TO BE DONE: Images excluded, repeat each entry below exactly.

┏━━

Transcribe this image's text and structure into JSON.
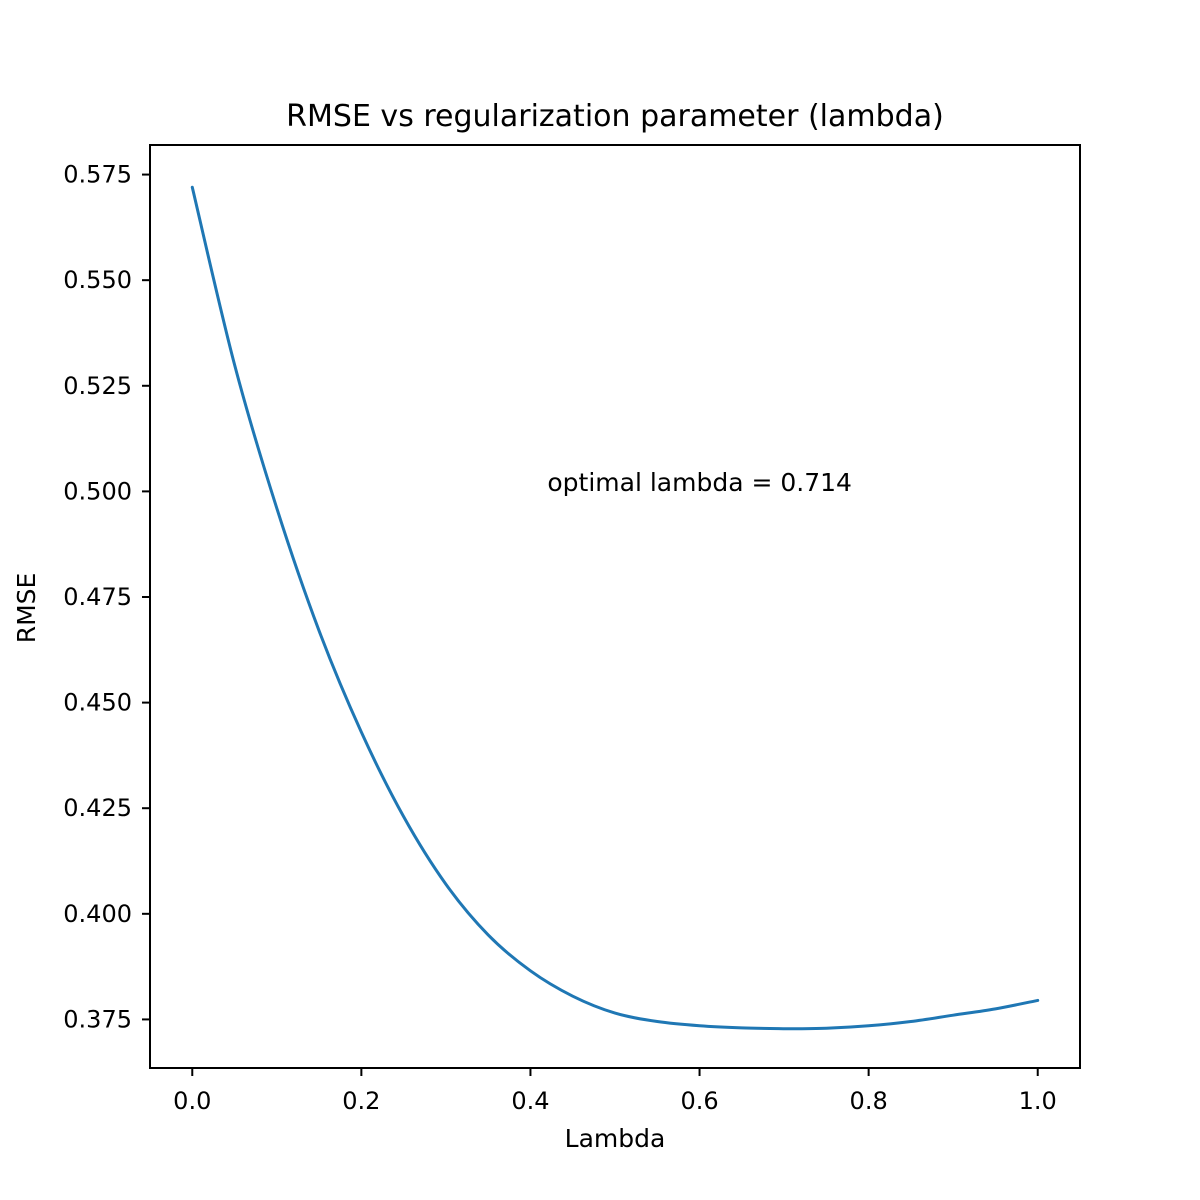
{
  "chart_data": {
    "type": "line",
    "title": "RMSE vs regularization parameter (lambda)",
    "xlabel": "Lambda",
    "ylabel": "RMSE",
    "xlim": [
      -0.05,
      1.05
    ],
    "ylim": [
      0.3635,
      0.582
    ],
    "x_ticks": [
      0.0,
      0.2,
      0.4,
      0.6,
      0.8,
      1.0
    ],
    "x_tick_labels": [
      "0.0",
      "0.2",
      "0.4",
      "0.6",
      "0.8",
      "1.0"
    ],
    "y_ticks": [
      0.375,
      0.4,
      0.425,
      0.45,
      0.475,
      0.5,
      0.525,
      0.55,
      0.575
    ],
    "y_tick_labels": [
      "0.375",
      "0.400",
      "0.425",
      "0.450",
      "0.475",
      "0.500",
      "0.525",
      "0.550",
      "0.575"
    ],
    "grid": false,
    "annotation": {
      "text": "optimal lambda = 0.714",
      "x": 0.42,
      "y": 0.502
    },
    "series": [
      {
        "color": "#1f77b4",
        "x": [
          0.0,
          0.05,
          0.1,
          0.15,
          0.2,
          0.25,
          0.3,
          0.35,
          0.4,
          0.45,
          0.5,
          0.55,
          0.6,
          0.65,
          0.7,
          0.714,
          0.75,
          0.8,
          0.85,
          0.9,
          0.95,
          1.0
        ],
        "values": [
          0.572,
          0.53,
          0.496,
          0.467,
          0.443,
          0.423,
          0.407,
          0.395,
          0.3865,
          0.3805,
          0.3765,
          0.3745,
          0.3735,
          0.373,
          0.3728,
          0.3728,
          0.3729,
          0.3735,
          0.3745,
          0.376,
          0.3775,
          0.3795
        ]
      }
    ]
  }
}
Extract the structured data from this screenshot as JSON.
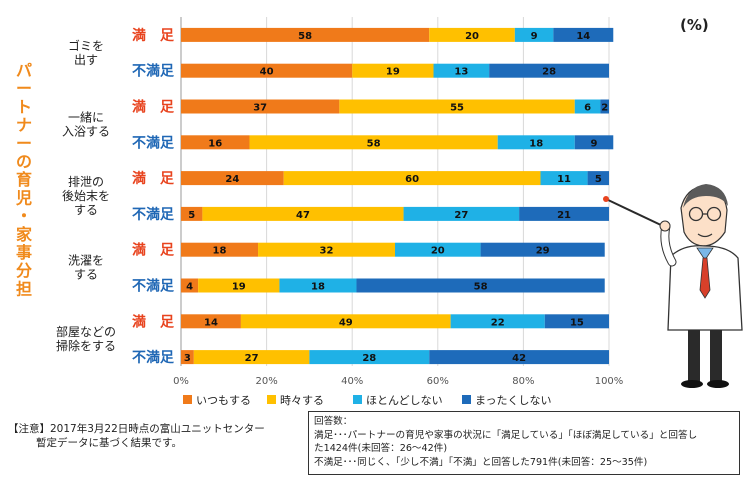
{
  "unit_label": "(%)",
  "side_title": "パートナーの育児・家事分担",
  "colors": {
    "いつもする": "#F07A1A",
    "時々する": "#FFC000",
    "ほとんどしない": "#1FB1E6",
    "まったくしない": "#1E6BBA",
    "satisfied_text": "#E8431E",
    "unsatisfied_text": "#1F67B5",
    "title_text": "#F08A1C",
    "grid": "#d8d8d8"
  },
  "chart_data": {
    "type": "bar",
    "orientation": "horizontal",
    "stacked": true,
    "xlim": [
      0,
      100
    ],
    "xticks": [
      "0%",
      "20%",
      "40%",
      "60%",
      "80%",
      "100%"
    ],
    "grid": true,
    "legend_position": "bottom",
    "groups": [
      {
        "label": "ゴミを\n出す",
        "rows": [
          {
            "status": "満　足",
            "kind": "satisfied",
            "values": [
              58,
              20,
              9,
              14
            ]
          },
          {
            "status": "不満足",
            "kind": "unsatisfied",
            "values": [
              40,
              19,
              13,
              28
            ]
          }
        ]
      },
      {
        "label": "一緒に\n入浴する",
        "rows": [
          {
            "status": "満　足",
            "kind": "satisfied",
            "values": [
              37,
              55,
              6,
              2
            ]
          },
          {
            "status": "不満足",
            "kind": "unsatisfied",
            "values": [
              16,
              58,
              18,
              9
            ]
          }
        ]
      },
      {
        "label": "排泄の\n後始末を\nする",
        "rows": [
          {
            "status": "満　足",
            "kind": "satisfied",
            "values": [
              24,
              60,
              11,
              5
            ]
          },
          {
            "status": "不満足",
            "kind": "unsatisfied",
            "values": [
              5,
              47,
              27,
              21
            ]
          }
        ]
      },
      {
        "label": "洗濯を\nする",
        "rows": [
          {
            "status": "満　足",
            "kind": "satisfied",
            "values": [
              18,
              32,
              20,
              29
            ]
          },
          {
            "status": "不満足",
            "kind": "unsatisfied",
            "values": [
              4,
              19,
              18,
              58
            ]
          }
        ]
      },
      {
        "label": "部屋などの\n掃除をする",
        "rows": [
          {
            "status": "満　足",
            "kind": "satisfied",
            "values": [
              14,
              49,
              22,
              15
            ]
          },
          {
            "status": "不満足",
            "kind": "unsatisfied",
            "values": [
              3,
              27,
              28,
              42
            ]
          }
        ]
      }
    ],
    "series": [
      {
        "name": "いつもする"
      },
      {
        "name": "時々する"
      },
      {
        "name": "ほとんどしない"
      },
      {
        "name": "まったくしない"
      }
    ]
  },
  "footnote": {
    "line1": "【注意】2017年3月22日時点の富山ユニットセンター",
    "line2": "暫定データに基づく結果です。"
  },
  "notebox": {
    "line1": "回答数：",
    "line2": "満足･･･パートナーの育児や家事の状況に「満足している」「ほぼ満足している」と回答し",
    "line3": "た1424件(未回答：26～42件)",
    "line4": "不満足･･･同じく、「少し不満」「不満」と回答した791件(未回答：25～35件)"
  }
}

┗━━

EXPECTED OUTPUT:
Transcribe this image's text and structure into JSON.
{
  "chart_data": {
    "type": "line",
    "title": "RMSE vs regularization parameter (lambda)",
    "xlabel": "Lambda",
    "ylabel": "RMSE",
    "xlim": [
      -0.05,
      1.05
    ],
    "ylim": [
      0.3635,
      0.582
    ],
    "x_ticks": [
      0.0,
      0.2,
      0.4,
      0.6,
      0.8,
      1.0
    ],
    "x_tick_labels": [
      "0.0",
      "0.2",
      "0.4",
      "0.6",
      "0.8",
      "1.0"
    ],
    "y_ticks": [
      0.375,
      0.4,
      0.425,
      0.45,
      0.475,
      0.5,
      0.525,
      0.55,
      0.575
    ],
    "y_tick_labels": [
      "0.375",
      "0.400",
      "0.425",
      "0.450",
      "0.475",
      "0.500",
      "0.525",
      "0.550",
      "0.575"
    ],
    "grid": false,
    "annotation": {
      "text": "optimal lambda = 0.714",
      "x": 0.42,
      "y": 0.502
    },
    "series": [
      {
        "color": "#1f77b4",
        "x": [
          0.0,
          0.05,
          0.1,
          0.15,
          0.2,
          0.25,
          0.3,
          0.35,
          0.4,
          0.45,
          0.5,
          0.55,
          0.6,
          0.65,
          0.7,
          0.714,
          0.75,
          0.8,
          0.85,
          0.9,
          0.95,
          1.0
        ],
        "values": [
          0.572,
          0.53,
          0.496,
          0.467,
          0.443,
          0.423,
          0.407,
          0.395,
          0.3865,
          0.3805,
          0.3765,
          0.3745,
          0.3735,
          0.373,
          0.3728,
          0.3728,
          0.3729,
          0.3735,
          0.3745,
          0.376,
          0.3775,
          0.3795
        ]
      }
    ]
  }
}
Extract the structured data from this screenshot as JSON.
{
  "unit_label": "(%)",
  "side_title": "パートナーの育児・家事分担",
  "colors": {
    "いつもする": "#F07A1A",
    "時々する": "#FFC000",
    "ほとんどしない": "#1FB1E6",
    "まったくしない": "#1E6BBA",
    "satisfied_text": "#E8431E",
    "unsatisfied_text": "#1F67B5",
    "title_text": "#F08A1C",
    "grid": "#d8d8d8"
  },
  "chart_data": {
    "type": "bar",
    "orientation": "horizontal",
    "stacked": true,
    "xlim": [
      0,
      100
    ],
    "xticks": [
      "0%",
      "20%",
      "40%",
      "60%",
      "80%",
      "100%"
    ],
    "grid": true,
    "legend_position": "bottom",
    "groups": [
      {
        "label": "ゴミを\n出す",
        "rows": [
          {
            "status": "満　足",
            "kind": "satisfied",
            "values": [
              58,
              20,
              9,
              14
            ]
          },
          {
            "status": "不満足",
            "kind": "unsatisfied",
            "values": [
              40,
              19,
              13,
              28
            ]
          }
        ]
      },
      {
        "label": "一緒に\n入浴する",
        "rows": [
          {
            "status": "満　足",
            "kind": "satisfied",
            "values": [
              37,
              55,
              6,
              2
            ]
          },
          {
            "status": "不満足",
            "kind": "unsatisfied",
            "values": [
              16,
              58,
              18,
              9
            ]
          }
        ]
      },
      {
        "label": "排泄の\n後始末を\nする",
        "rows": [
          {
            "status": "満　足",
            "kind": "satisfied",
            "values": [
              24,
              60,
              11,
              5
            ]
          },
          {
            "status": "不満足",
            "kind": "unsatisfied",
            "values": [
              5,
              47,
              27,
              21
            ]
          }
        ]
      },
      {
        "label": "洗濯を\nする",
        "rows": [
          {
            "status": "満　足",
            "kind": "satisfied",
            "values": [
              18,
              32,
              20,
              29
            ]
          },
          {
            "status": "不満足",
            "kind": "unsatisfied",
            "values": [
              4,
              19,
              18,
              58
            ]
          }
        ]
      },
      {
        "label": "部屋などの\n掃除をする",
        "rows": [
          {
            "status": "満　足",
            "kind": "satisfied",
            "values": [
              14,
              49,
              22,
              15
            ]
          },
          {
            "status": "不満足",
            "kind": "unsatisfied",
            "values": [
              3,
              27,
              28,
              42
            ]
          }
        ]
      }
    ],
    "series": [
      {
        "name": "いつもする"
      },
      {
        "name": "時々する"
      },
      {
        "name": "ほとんどしない"
      },
      {
        "name": "まったくしない"
      }
    ]
  },
  "footnote": {
    "line1": "【注意】2017年3月22日時点の富山ユニットセンター",
    "line2": "暫定データに基づく結果です。"
  },
  "notebox": {
    "line1": "回答数：",
    "line2": "満足･･･パートナーの育児や家事の状況に「満足している」「ほぼ満足している」と回答し",
    "line3": "た1424件(未回答：26～42件)",
    "line4": "不満足･･･同じく、「少し不満」「不満」と回答した791件(未回答：25～35件)"
  }
}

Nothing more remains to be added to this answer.